Task directions: Transcribe the material exactly. Images do not belong in the copy.
* * *
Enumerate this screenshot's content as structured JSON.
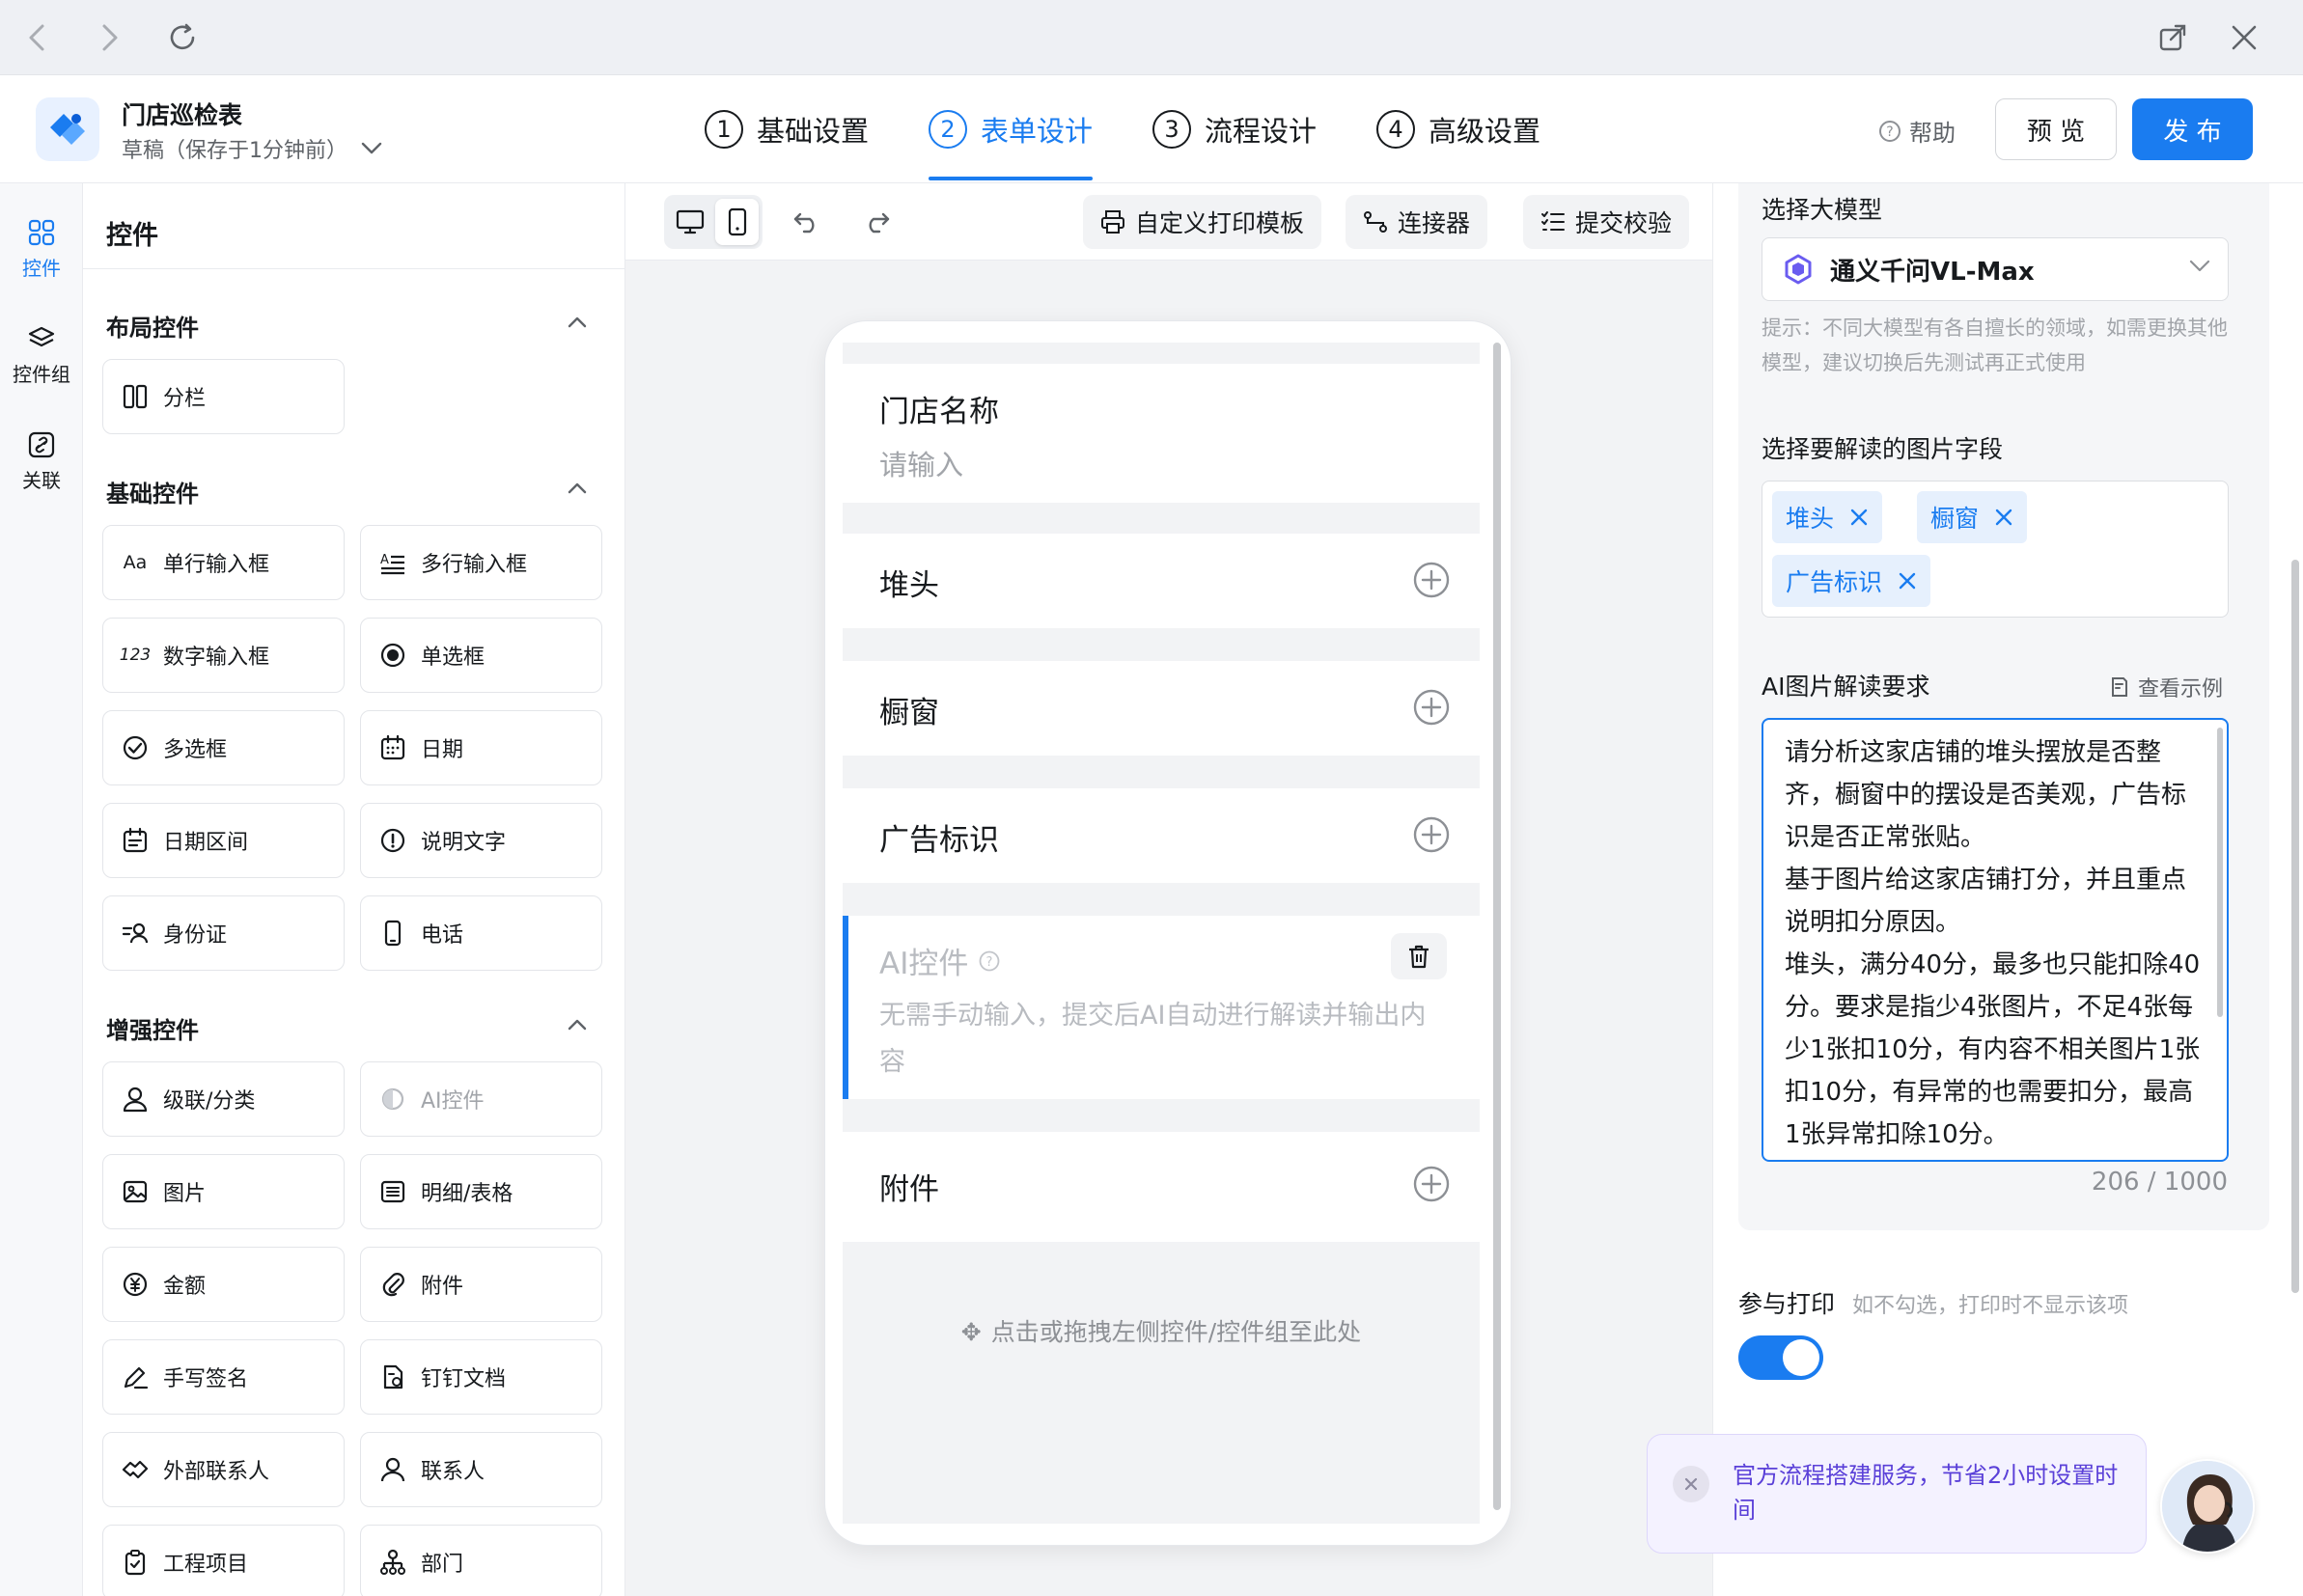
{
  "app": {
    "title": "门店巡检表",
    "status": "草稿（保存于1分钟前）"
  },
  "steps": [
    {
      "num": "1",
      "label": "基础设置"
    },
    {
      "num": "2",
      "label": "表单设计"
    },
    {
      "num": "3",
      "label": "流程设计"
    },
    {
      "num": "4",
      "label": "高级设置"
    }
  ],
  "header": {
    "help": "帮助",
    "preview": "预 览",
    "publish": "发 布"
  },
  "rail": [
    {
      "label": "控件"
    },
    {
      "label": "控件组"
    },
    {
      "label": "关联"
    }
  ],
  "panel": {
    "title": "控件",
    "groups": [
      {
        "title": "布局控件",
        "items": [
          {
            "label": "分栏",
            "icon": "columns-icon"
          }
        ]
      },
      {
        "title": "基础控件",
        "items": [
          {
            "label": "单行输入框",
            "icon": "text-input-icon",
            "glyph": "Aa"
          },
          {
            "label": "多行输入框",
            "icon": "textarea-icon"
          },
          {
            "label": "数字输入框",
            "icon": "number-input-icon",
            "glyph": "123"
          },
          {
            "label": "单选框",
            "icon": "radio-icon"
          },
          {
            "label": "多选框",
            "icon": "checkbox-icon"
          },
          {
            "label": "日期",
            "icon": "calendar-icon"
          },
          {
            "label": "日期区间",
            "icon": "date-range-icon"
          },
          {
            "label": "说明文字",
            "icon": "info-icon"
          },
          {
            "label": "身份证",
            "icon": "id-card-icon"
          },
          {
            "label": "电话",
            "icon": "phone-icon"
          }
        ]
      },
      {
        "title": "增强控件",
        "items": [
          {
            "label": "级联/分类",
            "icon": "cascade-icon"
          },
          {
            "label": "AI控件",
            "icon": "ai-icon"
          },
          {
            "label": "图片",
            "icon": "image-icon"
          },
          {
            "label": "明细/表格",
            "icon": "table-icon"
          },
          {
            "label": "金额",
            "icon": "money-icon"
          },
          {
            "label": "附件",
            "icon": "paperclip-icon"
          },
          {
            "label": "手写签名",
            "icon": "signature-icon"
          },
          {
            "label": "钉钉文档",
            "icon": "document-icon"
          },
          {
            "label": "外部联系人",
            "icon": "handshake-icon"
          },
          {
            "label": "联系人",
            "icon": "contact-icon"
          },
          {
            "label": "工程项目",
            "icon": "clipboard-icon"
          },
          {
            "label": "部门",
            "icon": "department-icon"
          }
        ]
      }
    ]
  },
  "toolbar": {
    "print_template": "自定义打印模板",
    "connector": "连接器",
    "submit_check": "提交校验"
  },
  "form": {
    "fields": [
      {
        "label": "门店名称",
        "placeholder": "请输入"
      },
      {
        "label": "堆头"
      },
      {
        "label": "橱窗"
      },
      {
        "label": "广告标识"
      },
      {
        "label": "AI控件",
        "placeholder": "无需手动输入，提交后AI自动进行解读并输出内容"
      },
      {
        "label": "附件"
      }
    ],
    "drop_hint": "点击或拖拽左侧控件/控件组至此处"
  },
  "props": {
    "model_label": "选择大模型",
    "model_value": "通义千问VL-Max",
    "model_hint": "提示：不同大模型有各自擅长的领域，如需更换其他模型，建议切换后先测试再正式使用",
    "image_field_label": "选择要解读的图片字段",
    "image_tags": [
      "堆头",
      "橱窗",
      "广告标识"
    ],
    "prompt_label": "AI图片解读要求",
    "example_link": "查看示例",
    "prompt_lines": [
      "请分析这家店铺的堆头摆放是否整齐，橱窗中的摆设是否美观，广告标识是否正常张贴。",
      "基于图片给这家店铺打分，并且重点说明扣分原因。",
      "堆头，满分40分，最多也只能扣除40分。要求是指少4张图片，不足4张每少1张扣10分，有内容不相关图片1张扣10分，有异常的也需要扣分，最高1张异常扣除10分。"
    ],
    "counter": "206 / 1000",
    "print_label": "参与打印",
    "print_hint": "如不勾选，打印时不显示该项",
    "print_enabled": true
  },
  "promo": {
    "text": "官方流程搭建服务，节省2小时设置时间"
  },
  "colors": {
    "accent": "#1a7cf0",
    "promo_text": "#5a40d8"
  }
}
* * *
Written response:
Enumerate this screenshot's content as structured JSON.
{
  "app": {
    "title": "门店巡检表",
    "status": "草稿（保存于1分钟前）"
  },
  "steps": [
    {
      "num": "1",
      "label": "基础设置"
    },
    {
      "num": "2",
      "label": "表单设计"
    },
    {
      "num": "3",
      "label": "流程设计"
    },
    {
      "num": "4",
      "label": "高级设置"
    }
  ],
  "header": {
    "help": "帮助",
    "preview": "预 览",
    "publish": "发 布"
  },
  "rail": [
    {
      "label": "控件"
    },
    {
      "label": "控件组"
    },
    {
      "label": "关联"
    }
  ],
  "panel": {
    "title": "控件",
    "groups": [
      {
        "title": "布局控件",
        "items": [
          {
            "label": "分栏",
            "icon": "columns-icon"
          }
        ]
      },
      {
        "title": "基础控件",
        "items": [
          {
            "label": "单行输入框",
            "icon": "text-input-icon",
            "glyph": "Aa"
          },
          {
            "label": "多行输入框",
            "icon": "textarea-icon"
          },
          {
            "label": "数字输入框",
            "icon": "number-input-icon",
            "glyph": "123"
          },
          {
            "label": "单选框",
            "icon": "radio-icon"
          },
          {
            "label": "多选框",
            "icon": "checkbox-icon"
          },
          {
            "label": "日期",
            "icon": "calendar-icon"
          },
          {
            "label": "日期区间",
            "icon": "date-range-icon"
          },
          {
            "label": "说明文字",
            "icon": "info-icon"
          },
          {
            "label": "身份证",
            "icon": "id-card-icon"
          },
          {
            "label": "电话",
            "icon": "phone-icon"
          }
        ]
      },
      {
        "title": "增强控件",
        "items": [
          {
            "label": "级联/分类",
            "icon": "cascade-icon"
          },
          {
            "label": "AI控件",
            "icon": "ai-icon"
          },
          {
            "label": "图片",
            "icon": "image-icon"
          },
          {
            "label": "明细/表格",
            "icon": "table-icon"
          },
          {
            "label": "金额",
            "icon": "money-icon"
          },
          {
            "label": "附件",
            "icon": "paperclip-icon"
          },
          {
            "label": "手写签名",
            "icon": "signature-icon"
          },
          {
            "label": "钉钉文档",
            "icon": "document-icon"
          },
          {
            "label": "外部联系人",
            "icon": "handshake-icon"
          },
          {
            "label": "联系人",
            "icon": "contact-icon"
          },
          {
            "label": "工程项目",
            "icon": "clipboard-icon"
          },
          {
            "label": "部门",
            "icon": "department-icon"
          }
        ]
      }
    ]
  },
  "toolbar": {
    "print_template": "自定义打印模板",
    "connector": "连接器",
    "submit_check": "提交校验"
  },
  "form": {
    "fields": [
      {
        "label": "门店名称",
        "placeholder": "请输入"
      },
      {
        "label": "堆头"
      },
      {
        "label": "橱窗"
      },
      {
        "label": "广告标识"
      },
      {
        "label": "AI控件",
        "placeholder": "无需手动输入，提交后AI自动进行解读并输出内容"
      },
      {
        "label": "附件"
      }
    ],
    "drop_hint": "点击或拖拽左侧控件/控件组至此处"
  },
  "props": {
    "model_label": "选择大模型",
    "model_value": "通义千问VL-Max",
    "model_hint": "提示：不同大模型有各自擅长的领域，如需更换其他模型，建议切换后先测试再正式使用",
    "image_field_label": "选择要解读的图片字段",
    "image_tags": [
      "堆头",
      "橱窗",
      "广告标识"
    ],
    "prompt_label": "AI图片解读要求",
    "example_link": "查看示例",
    "prompt_lines": [
      "请分析这家店铺的堆头摆放是否整齐，橱窗中的摆设是否美观，广告标识是否正常张贴。",
      "基于图片给这家店铺打分，并且重点说明扣分原因。",
      "堆头，满分40分，最多也只能扣除40分。要求是指少4张图片，不足4张每少1张扣10分，有内容不相关图片1张扣10分，有异常的也需要扣分，最高1张异常扣除10分。"
    ],
    "counter": "206 / 1000",
    "print_label": "参与打印",
    "print_hint": "如不勾选，打印时不显示该项",
    "print_enabled": true
  },
  "promo": {
    "text": "官方流程搭建服务，节省2小时设置时间"
  },
  "colors": {
    "accent": "#1a7cf0",
    "promo_text": "#5a40d8"
  }
}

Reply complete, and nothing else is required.